▶ DATASET ENTRIES:
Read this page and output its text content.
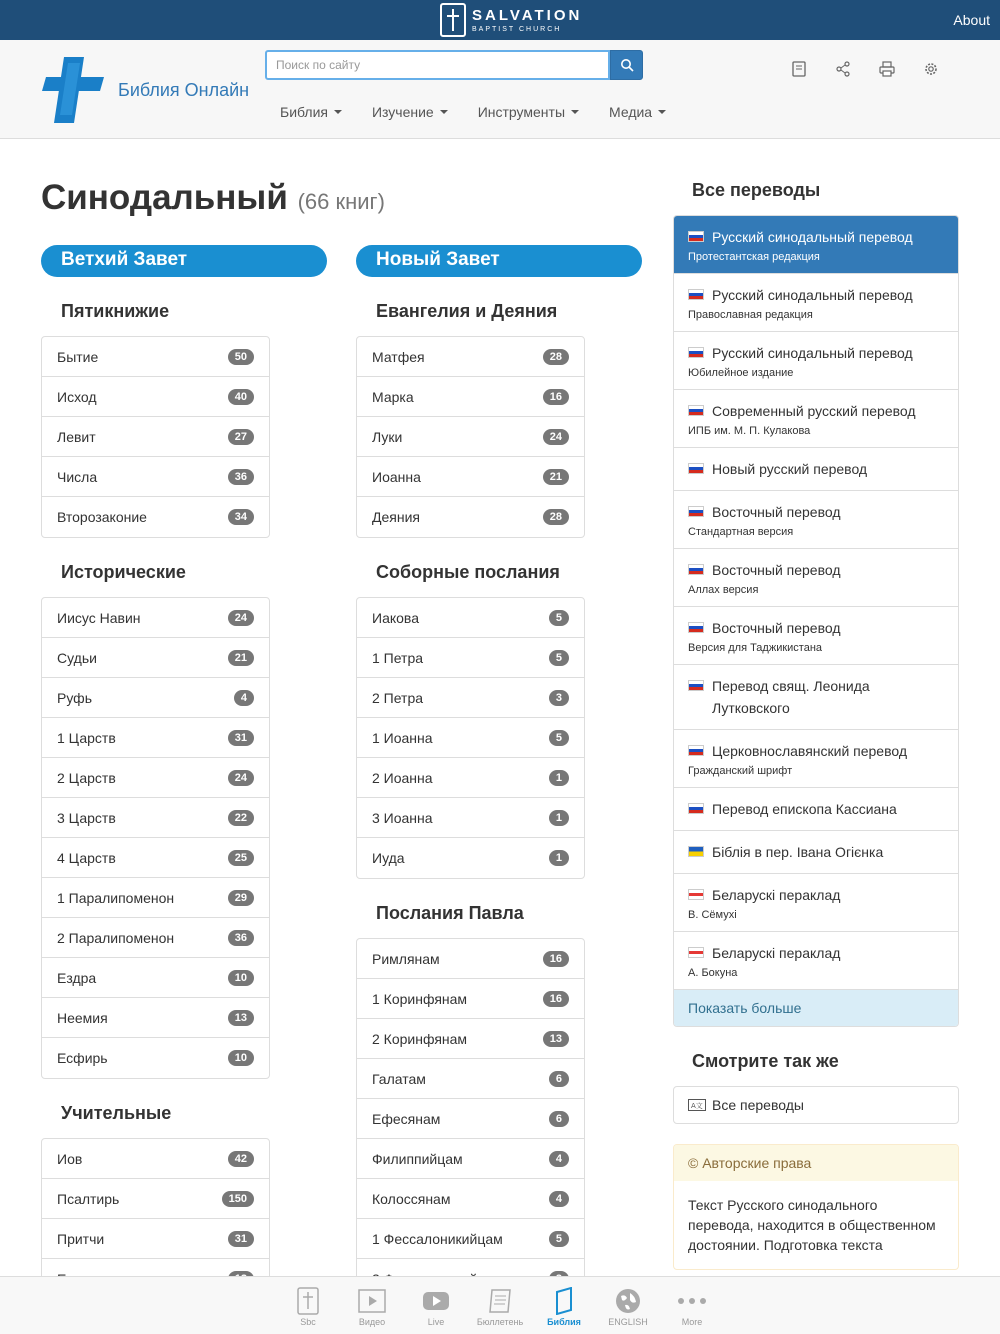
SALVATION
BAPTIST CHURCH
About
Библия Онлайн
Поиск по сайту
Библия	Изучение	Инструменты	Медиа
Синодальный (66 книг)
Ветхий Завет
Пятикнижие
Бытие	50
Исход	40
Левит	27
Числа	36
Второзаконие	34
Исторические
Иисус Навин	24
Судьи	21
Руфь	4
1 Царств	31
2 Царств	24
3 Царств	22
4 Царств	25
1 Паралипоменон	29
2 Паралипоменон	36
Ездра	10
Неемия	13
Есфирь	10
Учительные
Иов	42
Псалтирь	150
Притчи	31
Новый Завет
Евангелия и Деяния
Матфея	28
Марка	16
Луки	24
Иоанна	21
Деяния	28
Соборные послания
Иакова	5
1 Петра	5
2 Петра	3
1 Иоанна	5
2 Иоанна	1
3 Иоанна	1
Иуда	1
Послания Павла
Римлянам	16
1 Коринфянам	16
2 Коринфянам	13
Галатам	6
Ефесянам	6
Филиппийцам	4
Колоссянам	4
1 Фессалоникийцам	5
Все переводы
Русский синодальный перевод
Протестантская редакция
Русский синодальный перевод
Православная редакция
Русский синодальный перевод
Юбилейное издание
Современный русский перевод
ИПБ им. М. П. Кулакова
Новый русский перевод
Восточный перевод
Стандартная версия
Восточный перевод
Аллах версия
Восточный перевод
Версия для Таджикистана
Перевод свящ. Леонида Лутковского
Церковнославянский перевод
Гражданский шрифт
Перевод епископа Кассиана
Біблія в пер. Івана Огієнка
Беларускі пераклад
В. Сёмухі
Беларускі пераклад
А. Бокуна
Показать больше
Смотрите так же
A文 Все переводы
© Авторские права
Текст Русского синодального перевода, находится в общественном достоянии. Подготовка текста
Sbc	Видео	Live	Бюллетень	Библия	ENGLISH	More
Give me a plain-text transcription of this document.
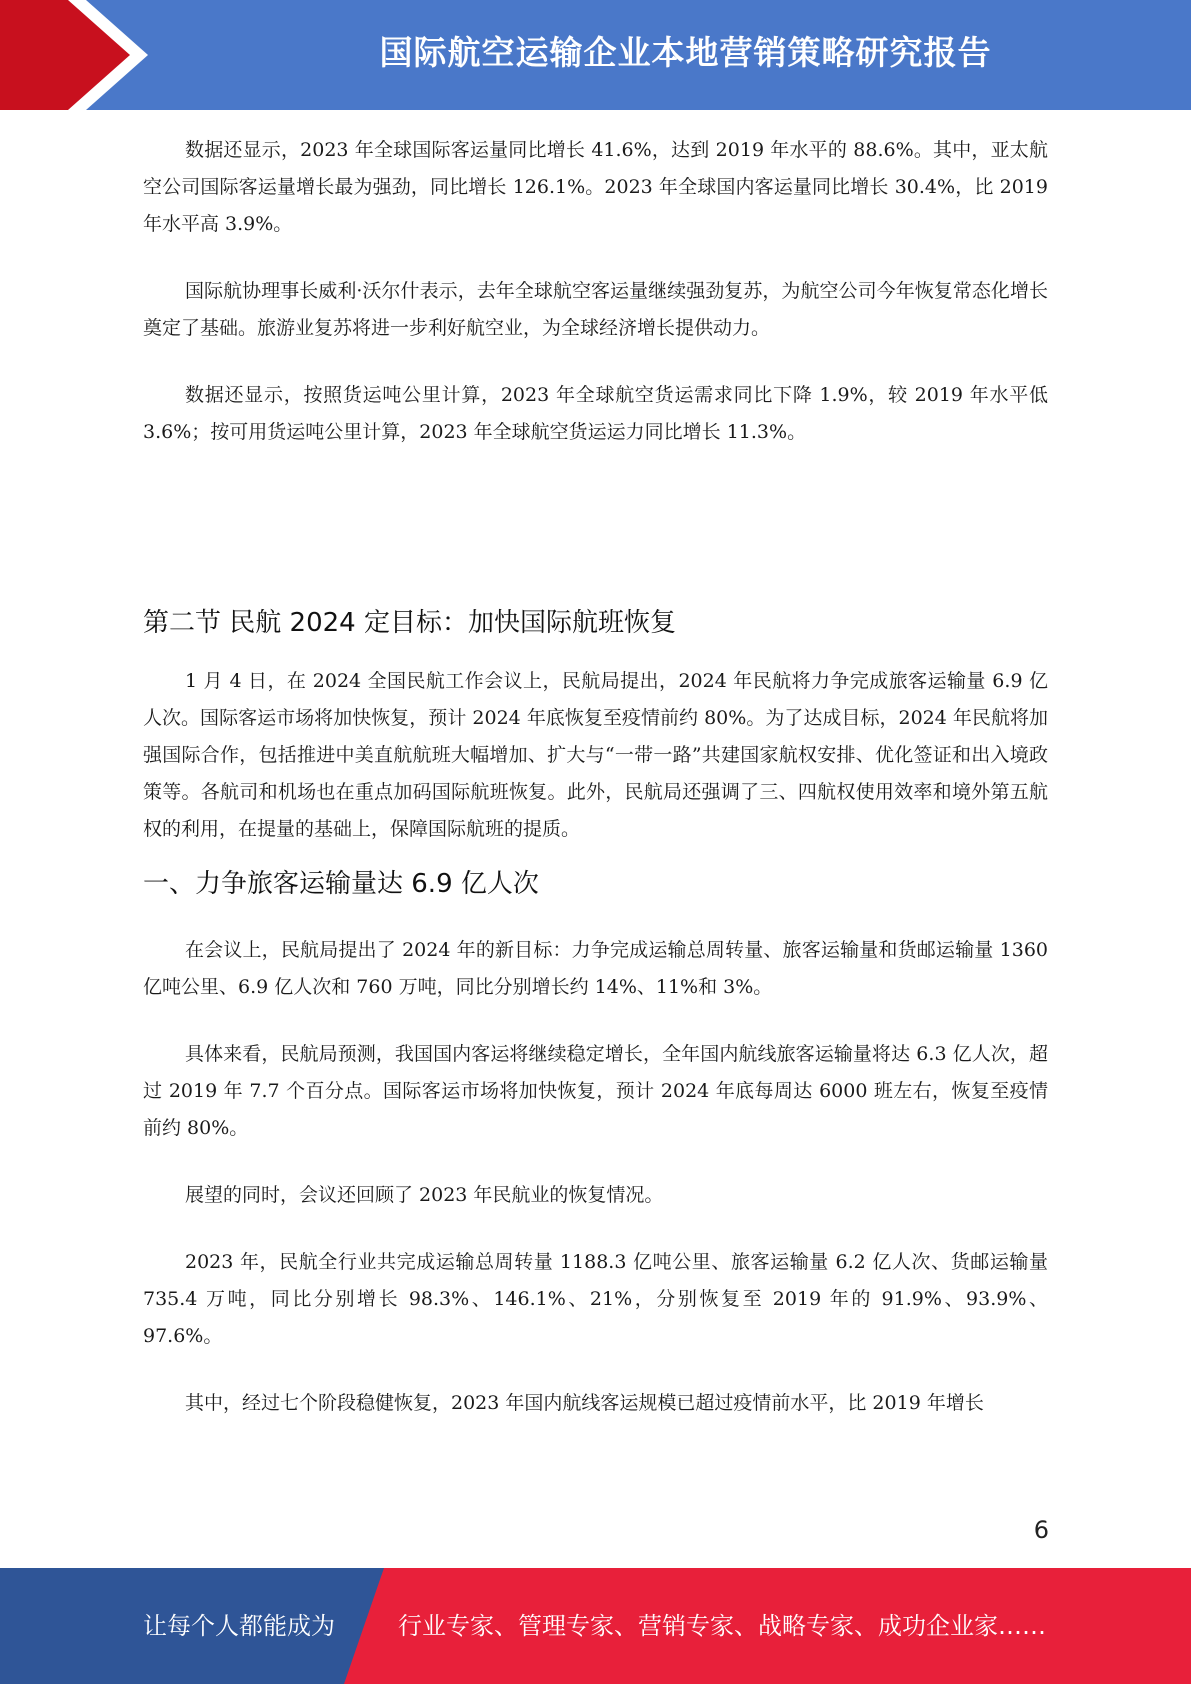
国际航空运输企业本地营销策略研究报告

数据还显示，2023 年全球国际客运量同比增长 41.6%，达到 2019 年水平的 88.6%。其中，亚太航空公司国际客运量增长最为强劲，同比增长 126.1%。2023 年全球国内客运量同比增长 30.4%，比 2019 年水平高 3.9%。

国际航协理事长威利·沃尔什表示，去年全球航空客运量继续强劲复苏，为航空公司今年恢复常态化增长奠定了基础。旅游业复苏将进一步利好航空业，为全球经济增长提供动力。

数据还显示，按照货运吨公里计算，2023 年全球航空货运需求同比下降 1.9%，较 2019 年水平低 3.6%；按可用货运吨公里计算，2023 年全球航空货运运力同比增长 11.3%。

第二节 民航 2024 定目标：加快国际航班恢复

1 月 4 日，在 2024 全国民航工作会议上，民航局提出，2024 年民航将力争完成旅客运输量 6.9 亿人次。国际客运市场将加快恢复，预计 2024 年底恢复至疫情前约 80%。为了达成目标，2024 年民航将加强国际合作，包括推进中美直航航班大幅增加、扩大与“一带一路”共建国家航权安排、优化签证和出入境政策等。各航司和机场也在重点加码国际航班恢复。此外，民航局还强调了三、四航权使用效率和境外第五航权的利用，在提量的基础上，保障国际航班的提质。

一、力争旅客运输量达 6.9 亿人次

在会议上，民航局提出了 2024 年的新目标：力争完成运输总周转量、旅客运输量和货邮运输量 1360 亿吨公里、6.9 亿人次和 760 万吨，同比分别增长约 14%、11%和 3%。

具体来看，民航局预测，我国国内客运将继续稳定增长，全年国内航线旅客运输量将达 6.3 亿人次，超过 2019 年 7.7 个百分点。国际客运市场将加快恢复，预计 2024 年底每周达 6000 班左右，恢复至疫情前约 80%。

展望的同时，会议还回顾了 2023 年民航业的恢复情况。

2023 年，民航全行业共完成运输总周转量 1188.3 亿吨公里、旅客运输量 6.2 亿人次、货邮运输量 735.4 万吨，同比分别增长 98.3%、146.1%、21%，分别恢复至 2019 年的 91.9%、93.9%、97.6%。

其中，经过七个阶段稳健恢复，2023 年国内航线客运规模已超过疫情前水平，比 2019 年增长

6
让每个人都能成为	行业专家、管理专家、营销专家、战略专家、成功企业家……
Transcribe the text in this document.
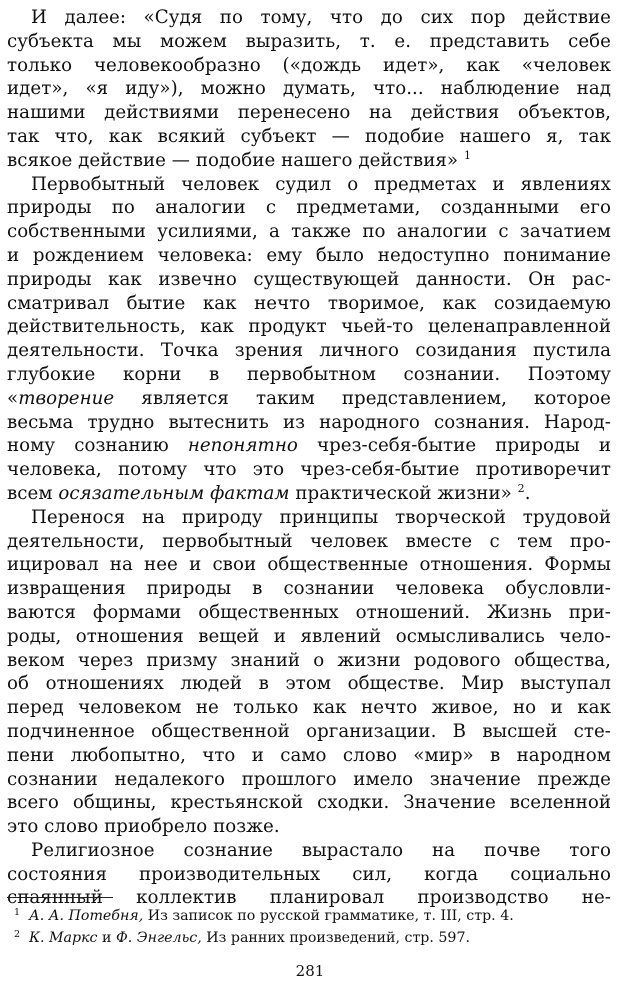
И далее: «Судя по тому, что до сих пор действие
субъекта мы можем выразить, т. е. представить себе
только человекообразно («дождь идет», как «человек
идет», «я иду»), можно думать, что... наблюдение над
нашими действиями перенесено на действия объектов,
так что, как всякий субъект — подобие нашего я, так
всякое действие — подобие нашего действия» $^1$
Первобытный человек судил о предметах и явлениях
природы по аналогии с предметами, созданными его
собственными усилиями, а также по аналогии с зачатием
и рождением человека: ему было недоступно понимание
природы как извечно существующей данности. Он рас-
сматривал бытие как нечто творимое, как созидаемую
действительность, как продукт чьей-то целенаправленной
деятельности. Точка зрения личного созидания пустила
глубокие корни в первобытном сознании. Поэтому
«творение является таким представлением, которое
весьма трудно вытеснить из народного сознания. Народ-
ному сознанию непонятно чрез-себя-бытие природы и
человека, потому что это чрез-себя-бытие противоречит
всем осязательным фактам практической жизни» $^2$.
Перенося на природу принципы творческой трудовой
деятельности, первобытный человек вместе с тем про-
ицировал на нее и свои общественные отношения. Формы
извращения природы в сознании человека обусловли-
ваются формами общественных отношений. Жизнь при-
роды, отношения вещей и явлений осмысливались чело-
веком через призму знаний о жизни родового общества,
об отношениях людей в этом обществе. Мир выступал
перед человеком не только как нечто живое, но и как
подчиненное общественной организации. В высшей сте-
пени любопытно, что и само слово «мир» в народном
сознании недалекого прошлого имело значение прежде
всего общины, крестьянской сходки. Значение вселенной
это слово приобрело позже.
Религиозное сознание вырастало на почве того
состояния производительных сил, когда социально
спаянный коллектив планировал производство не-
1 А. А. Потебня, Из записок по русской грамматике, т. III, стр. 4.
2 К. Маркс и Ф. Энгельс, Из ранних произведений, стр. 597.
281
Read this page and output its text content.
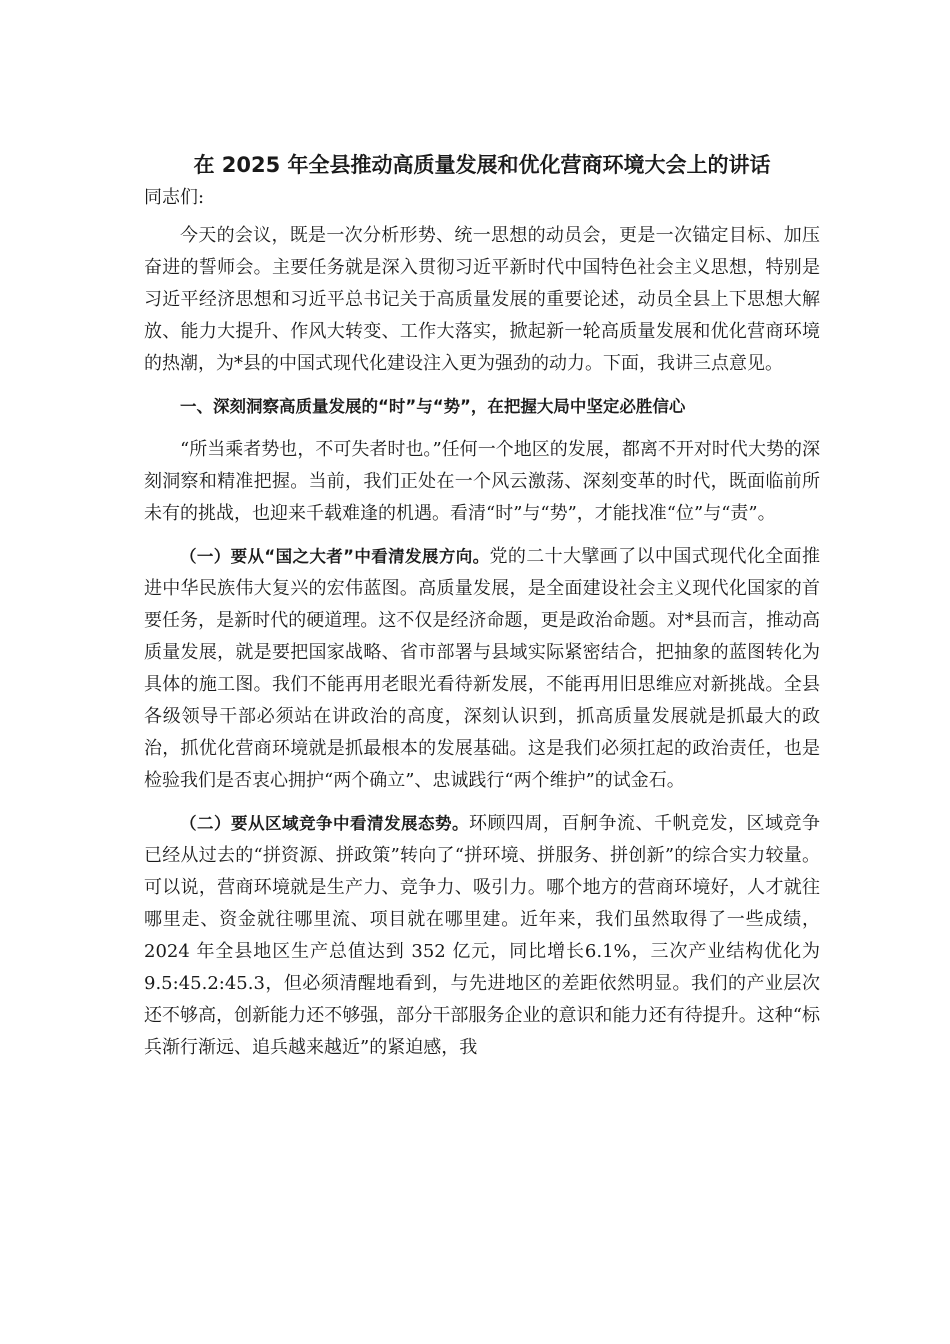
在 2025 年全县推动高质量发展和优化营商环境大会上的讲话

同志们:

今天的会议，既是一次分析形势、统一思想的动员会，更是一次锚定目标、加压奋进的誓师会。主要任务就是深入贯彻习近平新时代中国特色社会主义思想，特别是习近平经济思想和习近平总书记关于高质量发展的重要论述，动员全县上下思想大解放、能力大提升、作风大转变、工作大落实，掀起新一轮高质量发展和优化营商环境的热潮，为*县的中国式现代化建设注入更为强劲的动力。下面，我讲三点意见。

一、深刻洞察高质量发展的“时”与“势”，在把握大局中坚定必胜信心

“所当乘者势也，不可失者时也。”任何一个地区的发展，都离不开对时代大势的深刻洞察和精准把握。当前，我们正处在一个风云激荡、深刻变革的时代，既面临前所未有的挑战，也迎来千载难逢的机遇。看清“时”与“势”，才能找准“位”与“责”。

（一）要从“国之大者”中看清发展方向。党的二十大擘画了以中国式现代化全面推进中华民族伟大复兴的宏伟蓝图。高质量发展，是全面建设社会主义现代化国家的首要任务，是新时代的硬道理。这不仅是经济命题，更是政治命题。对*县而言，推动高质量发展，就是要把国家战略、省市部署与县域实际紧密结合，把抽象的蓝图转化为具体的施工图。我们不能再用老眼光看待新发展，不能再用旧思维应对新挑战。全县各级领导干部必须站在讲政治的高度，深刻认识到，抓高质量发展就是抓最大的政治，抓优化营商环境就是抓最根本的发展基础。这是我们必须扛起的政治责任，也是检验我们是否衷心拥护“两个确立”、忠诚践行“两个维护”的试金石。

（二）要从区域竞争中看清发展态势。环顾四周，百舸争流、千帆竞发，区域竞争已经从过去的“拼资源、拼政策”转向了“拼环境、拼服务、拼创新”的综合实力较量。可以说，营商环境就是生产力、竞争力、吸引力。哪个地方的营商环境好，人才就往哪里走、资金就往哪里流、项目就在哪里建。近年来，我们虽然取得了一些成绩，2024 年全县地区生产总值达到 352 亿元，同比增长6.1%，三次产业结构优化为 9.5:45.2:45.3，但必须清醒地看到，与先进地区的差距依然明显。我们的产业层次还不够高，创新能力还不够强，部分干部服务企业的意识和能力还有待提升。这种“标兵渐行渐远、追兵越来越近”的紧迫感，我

▶ REQUIREMENTS:
The word "жизни" may occur in lines of the records. Report how many such lines there are, giving only the number.

▶ WORKED ANSWER:
2